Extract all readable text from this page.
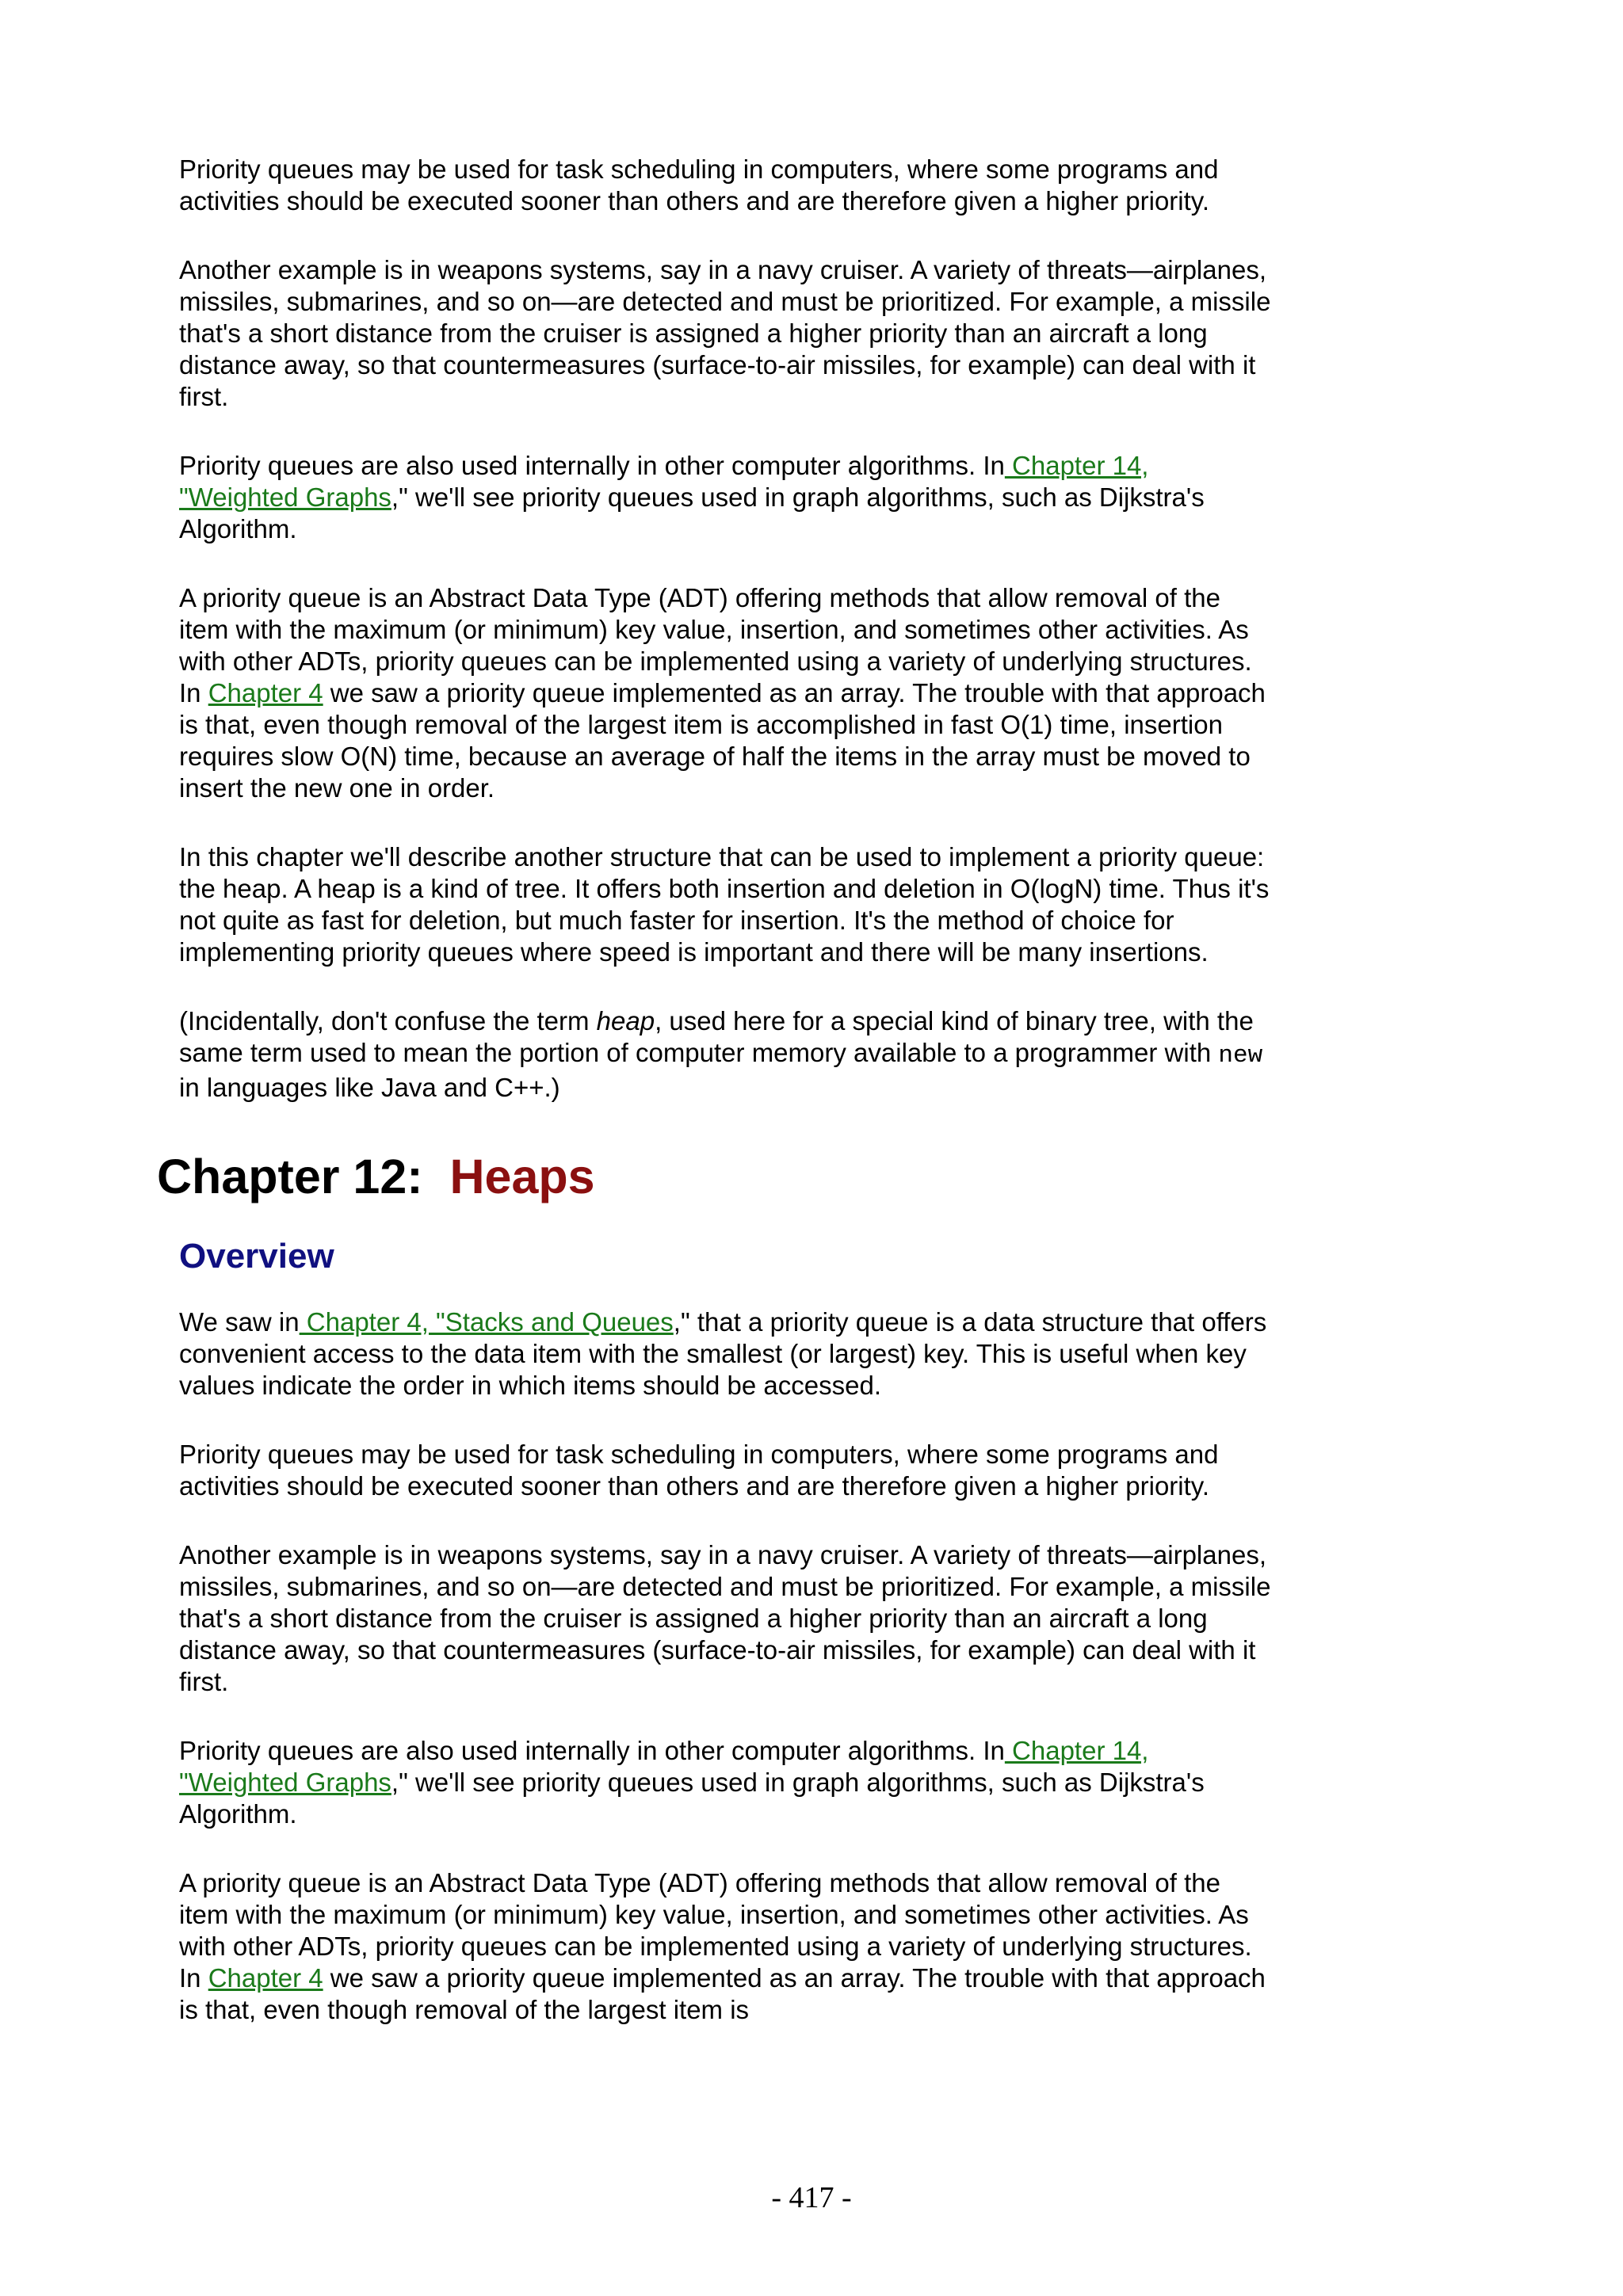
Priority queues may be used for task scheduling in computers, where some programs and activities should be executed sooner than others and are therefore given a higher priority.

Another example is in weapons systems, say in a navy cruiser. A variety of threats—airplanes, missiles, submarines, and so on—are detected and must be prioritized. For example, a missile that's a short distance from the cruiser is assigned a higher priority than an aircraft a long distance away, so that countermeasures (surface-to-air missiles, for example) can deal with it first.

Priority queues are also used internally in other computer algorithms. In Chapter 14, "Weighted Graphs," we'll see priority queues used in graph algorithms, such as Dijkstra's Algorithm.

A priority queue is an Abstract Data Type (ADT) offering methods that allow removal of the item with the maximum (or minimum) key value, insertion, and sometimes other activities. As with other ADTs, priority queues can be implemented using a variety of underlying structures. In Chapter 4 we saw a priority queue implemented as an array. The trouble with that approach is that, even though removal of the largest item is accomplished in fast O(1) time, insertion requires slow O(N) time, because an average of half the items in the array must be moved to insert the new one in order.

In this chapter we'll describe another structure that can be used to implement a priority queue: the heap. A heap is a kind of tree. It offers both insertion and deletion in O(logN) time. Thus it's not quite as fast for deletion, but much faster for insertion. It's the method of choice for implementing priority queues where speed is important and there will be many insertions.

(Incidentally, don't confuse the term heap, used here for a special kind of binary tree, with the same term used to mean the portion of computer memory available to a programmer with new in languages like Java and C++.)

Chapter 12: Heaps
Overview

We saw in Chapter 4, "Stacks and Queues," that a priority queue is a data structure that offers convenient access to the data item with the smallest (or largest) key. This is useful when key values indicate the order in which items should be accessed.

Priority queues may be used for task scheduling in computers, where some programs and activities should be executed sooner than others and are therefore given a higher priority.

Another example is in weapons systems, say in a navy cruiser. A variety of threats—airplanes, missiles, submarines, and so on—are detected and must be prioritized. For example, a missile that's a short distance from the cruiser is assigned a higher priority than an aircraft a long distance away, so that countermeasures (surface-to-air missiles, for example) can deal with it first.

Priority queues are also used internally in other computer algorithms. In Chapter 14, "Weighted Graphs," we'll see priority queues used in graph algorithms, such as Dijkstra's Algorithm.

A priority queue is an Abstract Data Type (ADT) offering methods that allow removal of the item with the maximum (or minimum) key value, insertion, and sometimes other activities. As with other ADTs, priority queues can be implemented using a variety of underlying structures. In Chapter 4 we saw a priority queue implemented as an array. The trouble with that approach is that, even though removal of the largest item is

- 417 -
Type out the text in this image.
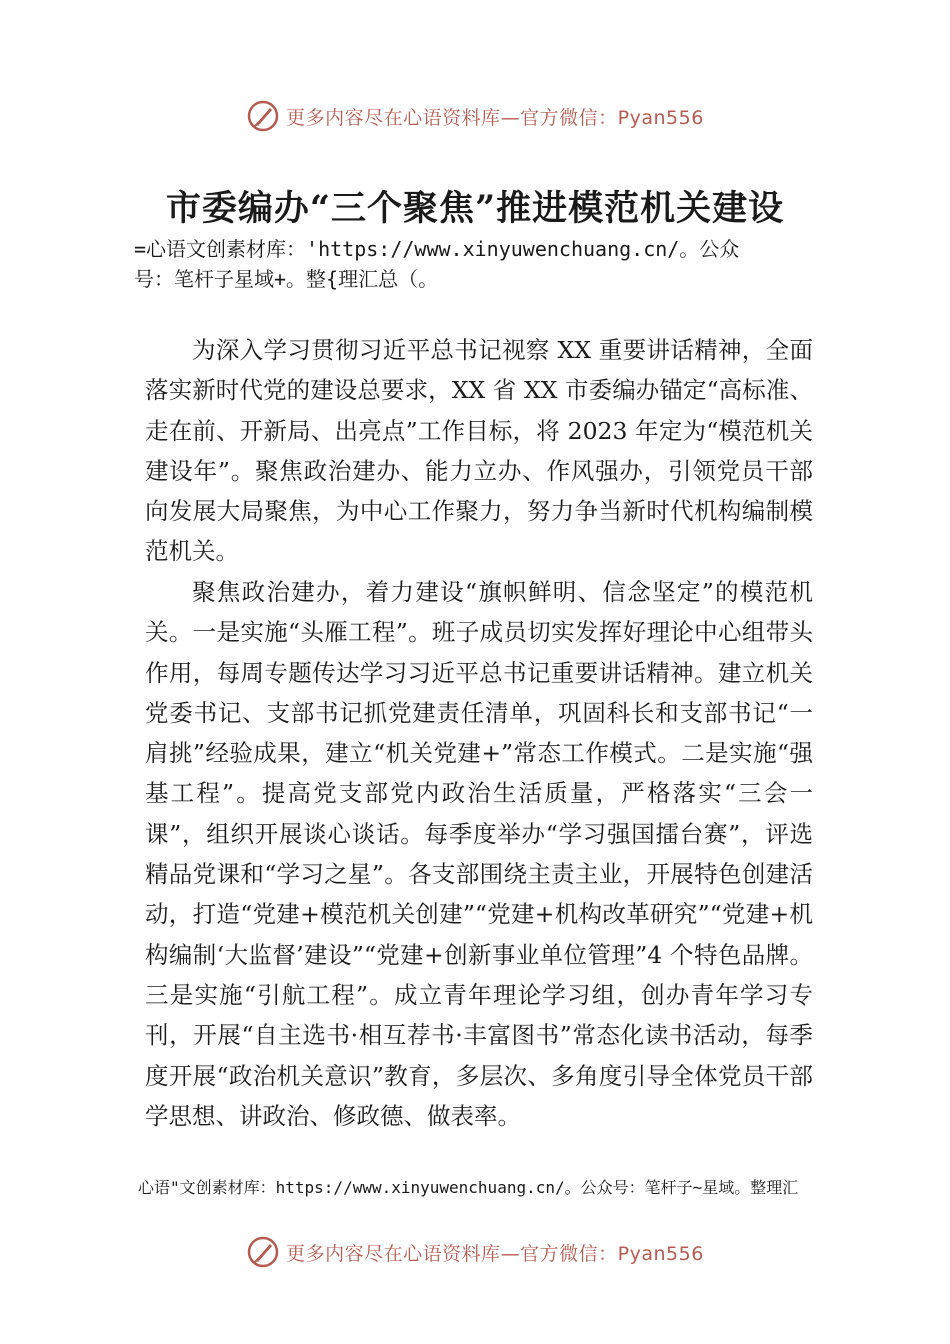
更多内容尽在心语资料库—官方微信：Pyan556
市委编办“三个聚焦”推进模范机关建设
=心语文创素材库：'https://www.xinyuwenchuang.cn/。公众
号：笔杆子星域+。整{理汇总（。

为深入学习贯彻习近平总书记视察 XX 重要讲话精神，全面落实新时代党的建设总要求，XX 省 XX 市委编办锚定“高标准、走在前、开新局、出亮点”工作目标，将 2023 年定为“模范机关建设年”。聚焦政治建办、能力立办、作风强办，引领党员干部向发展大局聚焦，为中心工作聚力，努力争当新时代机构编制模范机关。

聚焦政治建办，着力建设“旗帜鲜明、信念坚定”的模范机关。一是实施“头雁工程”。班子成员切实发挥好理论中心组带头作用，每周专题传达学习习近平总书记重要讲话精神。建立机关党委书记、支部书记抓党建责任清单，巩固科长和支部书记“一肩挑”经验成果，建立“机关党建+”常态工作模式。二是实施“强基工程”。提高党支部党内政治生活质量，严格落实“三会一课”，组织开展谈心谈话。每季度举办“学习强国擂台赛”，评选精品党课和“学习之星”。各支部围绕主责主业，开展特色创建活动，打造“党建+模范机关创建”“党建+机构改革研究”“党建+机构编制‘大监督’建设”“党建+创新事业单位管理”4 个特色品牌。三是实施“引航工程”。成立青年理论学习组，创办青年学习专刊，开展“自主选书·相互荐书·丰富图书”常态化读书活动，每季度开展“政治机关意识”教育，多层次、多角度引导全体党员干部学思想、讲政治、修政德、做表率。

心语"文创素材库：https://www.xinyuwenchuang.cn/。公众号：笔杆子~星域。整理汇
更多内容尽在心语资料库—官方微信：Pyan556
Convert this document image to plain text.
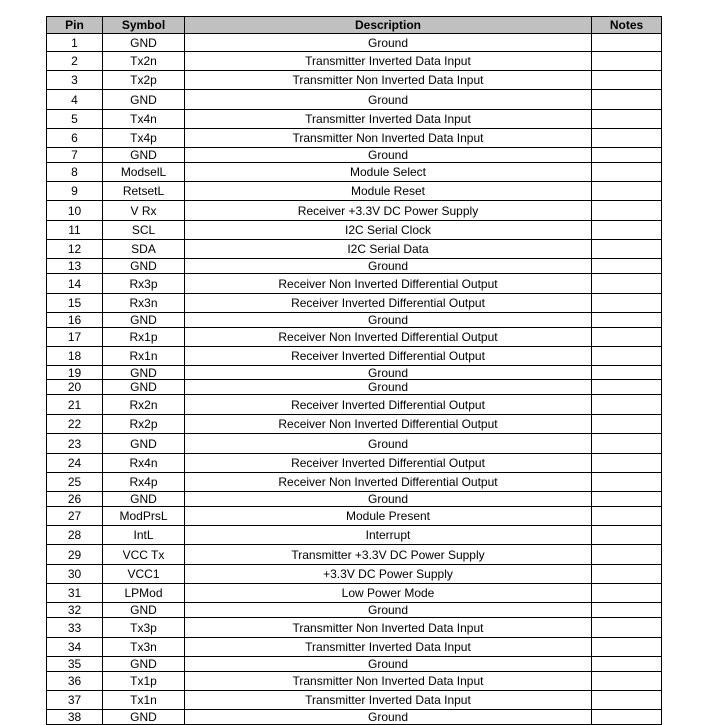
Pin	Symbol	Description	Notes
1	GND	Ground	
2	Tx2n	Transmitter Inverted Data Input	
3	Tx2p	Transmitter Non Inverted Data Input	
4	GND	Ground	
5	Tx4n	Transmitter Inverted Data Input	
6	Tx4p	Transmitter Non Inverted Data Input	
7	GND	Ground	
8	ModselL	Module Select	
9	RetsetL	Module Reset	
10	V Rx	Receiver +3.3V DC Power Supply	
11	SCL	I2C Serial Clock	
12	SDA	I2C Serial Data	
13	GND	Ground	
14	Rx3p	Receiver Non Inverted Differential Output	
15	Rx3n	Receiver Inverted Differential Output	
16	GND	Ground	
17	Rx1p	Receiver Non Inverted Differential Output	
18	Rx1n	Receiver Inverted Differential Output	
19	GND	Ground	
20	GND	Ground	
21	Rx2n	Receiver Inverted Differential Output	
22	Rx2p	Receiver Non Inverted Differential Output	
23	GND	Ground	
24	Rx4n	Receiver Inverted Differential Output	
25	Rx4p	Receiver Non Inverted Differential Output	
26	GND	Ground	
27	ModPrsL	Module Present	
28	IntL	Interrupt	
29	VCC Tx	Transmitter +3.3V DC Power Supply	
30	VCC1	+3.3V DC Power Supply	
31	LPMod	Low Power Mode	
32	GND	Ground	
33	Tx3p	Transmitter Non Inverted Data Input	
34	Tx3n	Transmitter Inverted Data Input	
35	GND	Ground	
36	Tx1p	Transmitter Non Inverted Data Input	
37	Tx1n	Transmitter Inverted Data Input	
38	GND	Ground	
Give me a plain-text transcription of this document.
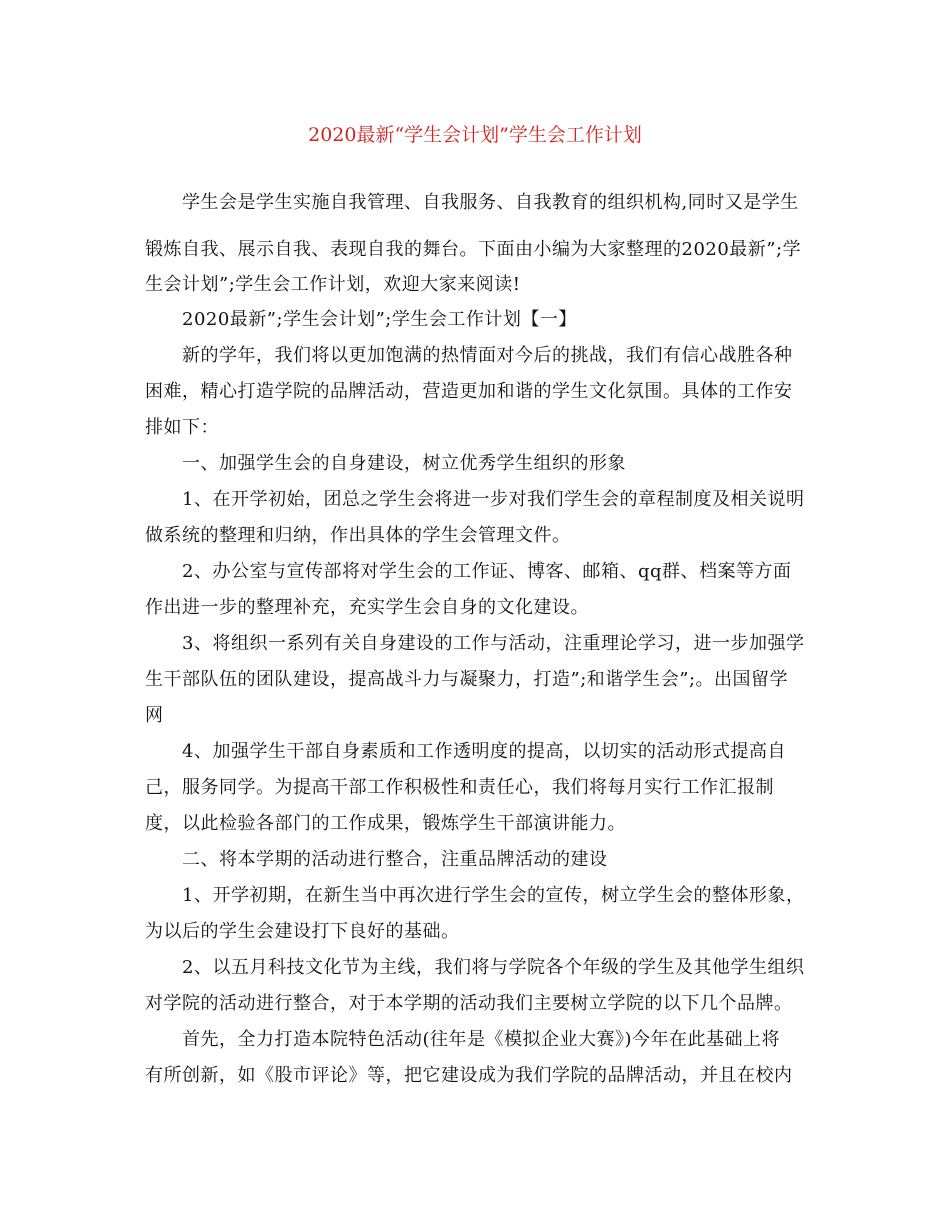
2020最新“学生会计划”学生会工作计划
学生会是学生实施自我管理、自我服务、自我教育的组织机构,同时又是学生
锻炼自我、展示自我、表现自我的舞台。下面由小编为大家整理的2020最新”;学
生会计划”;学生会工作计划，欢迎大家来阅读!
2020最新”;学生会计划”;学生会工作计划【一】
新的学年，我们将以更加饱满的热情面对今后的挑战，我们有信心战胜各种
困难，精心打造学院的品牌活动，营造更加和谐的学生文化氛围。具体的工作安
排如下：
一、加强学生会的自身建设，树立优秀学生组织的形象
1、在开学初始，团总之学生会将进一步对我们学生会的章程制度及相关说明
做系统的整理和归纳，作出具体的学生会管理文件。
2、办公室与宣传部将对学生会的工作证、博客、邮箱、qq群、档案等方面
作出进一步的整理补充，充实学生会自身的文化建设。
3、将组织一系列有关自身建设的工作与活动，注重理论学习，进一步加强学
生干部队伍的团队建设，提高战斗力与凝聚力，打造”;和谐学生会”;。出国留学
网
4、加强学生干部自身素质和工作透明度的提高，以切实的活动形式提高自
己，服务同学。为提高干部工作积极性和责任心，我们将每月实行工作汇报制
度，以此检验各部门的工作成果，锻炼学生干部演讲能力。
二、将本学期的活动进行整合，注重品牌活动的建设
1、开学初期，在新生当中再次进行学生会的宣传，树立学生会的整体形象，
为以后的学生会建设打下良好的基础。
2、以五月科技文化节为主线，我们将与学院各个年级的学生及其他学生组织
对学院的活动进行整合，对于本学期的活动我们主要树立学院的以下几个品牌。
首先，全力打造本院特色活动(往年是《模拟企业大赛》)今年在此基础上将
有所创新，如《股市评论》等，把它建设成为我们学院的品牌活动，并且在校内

○ ○ ○ ○

▶ **Written task**:
Output the span from the line with "Give me a plain-text" through the last line of the data, inclusive and exact, and omit every picture.

▶ **In response**:
Give me a plain-text transcription of this document.
2020最新“学生会计划”学生会工作计划
学生会是学生实施自我管理、自我服务、自我教育的组织机构,同时又是学生
锻炼自我、展示自我、表现自我的舞台。下面由小编为大家整理的2020最新”;学
生会计划”;学生会工作计划，欢迎大家来阅读!
2020最新”;学生会计划”;学生会工作计划【一】
新的学年，我们将以更加饱满的热情面对今后的挑战，我们有信心战胜各种
困难，精心打造学院的品牌活动，营造更加和谐的学生文化氛围。具体的工作安
排如下：
一、加强学生会的自身建设，树立优秀学生组织的形象
1、在开学初始，团总之学生会将进一步对我们学生会的章程制度及相关说明
做系统的整理和归纳，作出具体的学生会管理文件。
2、办公室与宣传部将对学生会的工作证、博客、邮箱、qq群、档案等方面
作出进一步的整理补充，充实学生会自身的文化建设。
3、将组织一系列有关自身建设的工作与活动，注重理论学习，进一步加强学
生干部队伍的团队建设，提高战斗力与凝聚力，打造”;和谐学生会”;。出国留学
网
4、加强学生干部自身素质和工作透明度的提高，以切实的活动形式提高自
己，服务同学。为提高干部工作积极性和责任心，我们将每月实行工作汇报制
度，以此检验各部门的工作成果，锻炼学生干部演讲能力。
二、将本学期的活动进行整合，注重品牌活动的建设
1、开学初期，在新生当中再次进行学生会的宣传，树立学生会的整体形象，
为以后的学生会建设打下良好的基础。
2、以五月科技文化节为主线，我们将与学院各个年级的学生及其他学生组织
对学院的活动进行整合，对于本学期的活动我们主要树立学院的以下几个品牌。
首先，全力打造本院特色活动(往年是《模拟企业大赛》)今年在此基础上将
有所创新，如《股市评论》等，把它建设成为我们学院的品牌活动，并且在校内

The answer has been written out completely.